Exercise description> The data below should be restated word for word, with every picture omitted.

Records for the exercise>

..........

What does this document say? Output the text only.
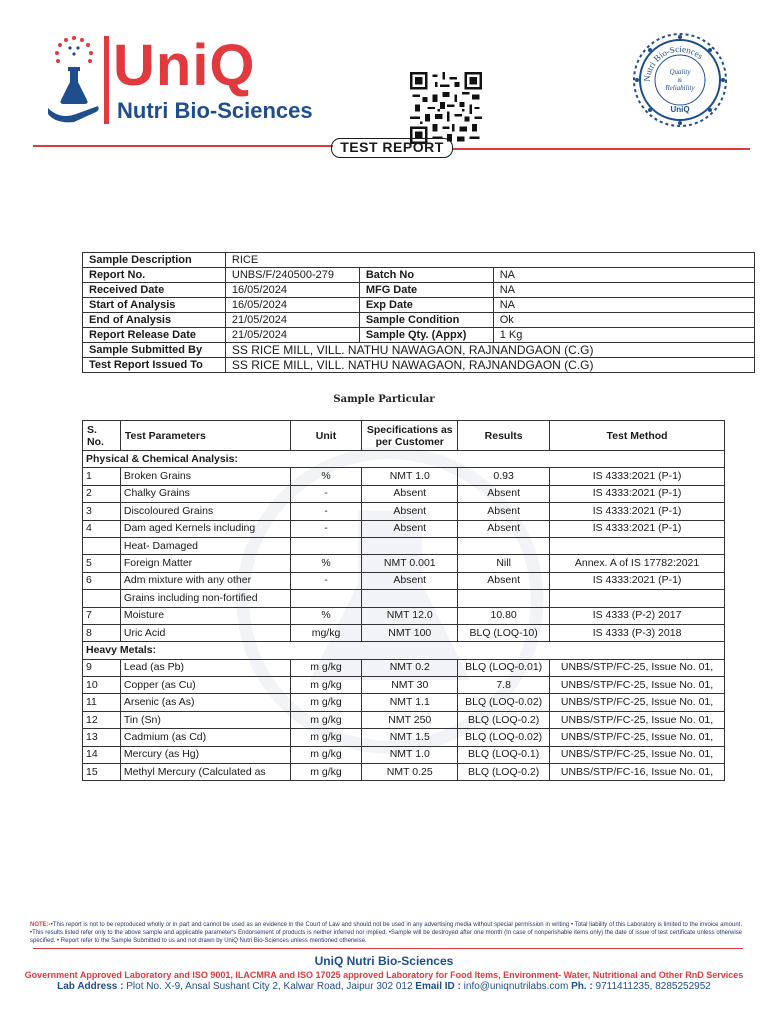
UniQ
Nutri Bio-Sciences
Nutri Bio-Sciences
Quality
&
Reliability
UniQ
TEST REPORT
Sample Description	RICE		
Report No.	UNBS/F/240500-279	Batch No	NA
Received Date	16/05/2024	MFG Date	NA
Start of Analysis	16/05/2024	Exp Date	NA
End of Analysis	21/05/2024	Sample Condition	Ok
Report Release Date	21/05/2024	Sample Qty. (Appx)	1 Kg
Sample Submitted By	SS RICE MILL, VILL. NATHU NAWAGAON, RAJNANDGAON (C.G)		
Test Report Issued To	SS RICE MILL, VILL. NATHU NAWAGAON, RAJNANDGAON (C.G)		
Sample Particular
S. No.	Test Parameters	Unit	Specifications as per Customer	Results	Test Method
Physical & Chemical Analysis:					
1	Broken Grains	%	NMT 1.0	0.93	IS 4333:2021 (P-1)
2	Chalky Grains	-	Absent	Absent	IS 4333:2021 (P-1)
3	Discoloured Grains	-	Absent	Absent	IS 4333:2021 (P-1)
4	Dam aged Kernels including	-	Absent	Absent	IS 4333:2021 (P-1)
	Heat- Damaged				
5	Foreign Matter	%	NMT 0.001	Nill	Annex. A of IS 17782:2021
6	Adm mixture with any other	-	Absent	Absent	IS 4333:2021 (P-1)
	Grains including non-fortified				
7	Moisture	%	NMT 12.0	10.80	IS 4333 (P-2) 2017
8	Uric Acid	mg/kg	NMT 100	BLQ (LOQ-10)	IS 4333 (P-3) 2018
Heavy Metals:					
9	Lead (as Pb)	m g/kg	NMT 0.2	BLQ (LOQ-0.01)	UNBS/STP/FC-25, Issue No. 01,
10	Copper (as Cu)	m g/kg	NMT 30	7.8	UNBS/STP/FC-25, Issue No. 01,
11	Arsenic (as As)	m g/kg	NMT 1.1	BLQ (LOQ-0.02)	UNBS/STP/FC-25, Issue No. 01,
12	Tin (Sn)	m g/kg	NMT 250	BLQ (LOQ-0.2)	UNBS/STP/FC-25, Issue No. 01,
13	Cadmium (as Cd)	m g/kg	NMT 1.5	BLQ (LOQ-0.02)	UNBS/STP/FC-25, Issue No. 01,
14	Mercury (as Hg)	m g/kg	NMT 1.0	BLQ (LOQ-0.1)	UNBS/STP/FC-25, Issue No. 01,
15	Methyl Mercury (Calculated as	m g/kg	NMT 0.25	BLQ (LOQ-0.2)	UNBS/STP/FC-16, Issue No. 01,
NOTE:-•This report is not to be reproduced wholly or in part and cannot be used as an evidence in the Court of Law and should not be used in any advertising media without special permission in writing • Total liability of this Laboratory is limited to the invoice amount. •This results listed refer only to the above sample and applicable parameter's Endorsement of products is neither inferred nor implied. •Sample will be destroyed after one month (In case of nonperishable items only) the date of issue of test certificate unless otherwise specified. • Report refer to the Sample Submitted to us and not drawn by UniQ Nutri Bio-Sciences unless mentioned otherwise.
UniQ Nutri Bio-Sciences
Government Approved Laboratory and ISO 9001, ILACMRA and ISO 17025 approved Laboratory for Food Items, Environment- Water, Nutritional and Other RnD Services
Lab Address : Plot No. X-9, Ansal Sushant City 2, Kalwar Road, Jaipur 302 012 Email ID : info@uniqnutrilabs.com Ph. : 9711411235, 8285252952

..........

Finished task>
What does this document say? Output the text only.
UniQ
Nutri Bio-Sciences
Nutri Bio-Sciences
Quality
&
Reliability
UniQ
TEST REPORT
Sample Description	RICE		
Report No.	UNBS/F/240500-279	Batch No	NA
Received Date	16/05/2024	MFG Date	NA
Start of Analysis	16/05/2024	Exp Date	NA
End of Analysis	21/05/2024	Sample Condition	Ok
Report Release Date	21/05/2024	Sample Qty. (Appx)	1 Kg
Sample Submitted By	SS RICE MILL, VILL. NATHU NAWAGAON, RAJNANDGAON (C.G)		
Test Report Issued To	SS RICE MILL, VILL. NATHU NAWAGAON, RAJNANDGAON (C.G)		
Sample Particular
S. No.	Test Parameters	Unit	Specifications as per Customer	Results	Test Method
Physical & Chemical Analysis:					
1	Broken Grains	%	NMT 1.0	0.93	IS 4333:2021 (P-1)
2	Chalky Grains	-	Absent	Absent	IS 4333:2021 (P-1)
3	Discoloured Grains	-	Absent	Absent	IS 4333:2021 (P-1)
4	Dam aged Kernels including	-	Absent	Absent	IS 4333:2021 (P-1)
	Heat- Damaged				
5	Foreign Matter	%	NMT 0.001	Nill	Annex. A of IS 17782:2021
6	Adm mixture with any other	-	Absent	Absent	IS 4333:2021 (P-1)
	Grains including non-fortified				
7	Moisture	%	NMT 12.0	10.80	IS 4333 (P-2) 2017
8	Uric Acid	mg/kg	NMT 100	BLQ (LOQ-10)	IS 4333 (P-3) 2018
Heavy Metals:					
9	Lead (as Pb)	m g/kg	NMT 0.2	BLQ (LOQ-0.01)	UNBS/STP/FC-25, Issue No. 01,
10	Copper (as Cu)	m g/kg	NMT 30	7.8	UNBS/STP/FC-25, Issue No. 01,
11	Arsenic (as As)	m g/kg	NMT 1.1	BLQ (LOQ-0.02)	UNBS/STP/FC-25, Issue No. 01,
12	Tin (Sn)	m g/kg	NMT 250	BLQ (LOQ-0.2)	UNBS/STP/FC-25, Issue No. 01,
13	Cadmium (as Cd)	m g/kg	NMT 1.5	BLQ (LOQ-0.02)	UNBS/STP/FC-25, Issue No. 01,
14	Mercury (as Hg)	m g/kg	NMT 1.0	BLQ (LOQ-0.1)	UNBS/STP/FC-25, Issue No. 01,
15	Methyl Mercury (Calculated as	m g/kg	NMT 0.25	BLQ (LOQ-0.2)	UNBS/STP/FC-16, Issue No. 01,
NOTE:-•This report is not to be reproduced wholly or in part and cannot be used as an evidence in the Court of Law and should not be used in any advertising media without special permission in writing • Total liability of this Laboratory is limited to the invoice amount. •This results listed refer only to the above sample and applicable parameter's Endorsement of products is neither inferred nor implied. •Sample will be destroyed after one month (In case of nonperishable items only) the date of issue of test certificate unless otherwise specified. • Report refer to the Sample Submitted to us and not drawn by UniQ Nutri Bio-Sciences unless mentioned otherwise.
UniQ Nutri Bio-Sciences
Government Approved Laboratory and ISO 9001, ILACMRA and ISO 17025 approved Laboratory for Food Items, Environment- Water, Nutritional and Other RnD Services
Lab Address : Plot No. X-9, Ansal Sushant City 2, Kalwar Road, Jaipur 302 012 Email ID : info@uniqnutrilabs.com Ph. : 9711411235, 8285252952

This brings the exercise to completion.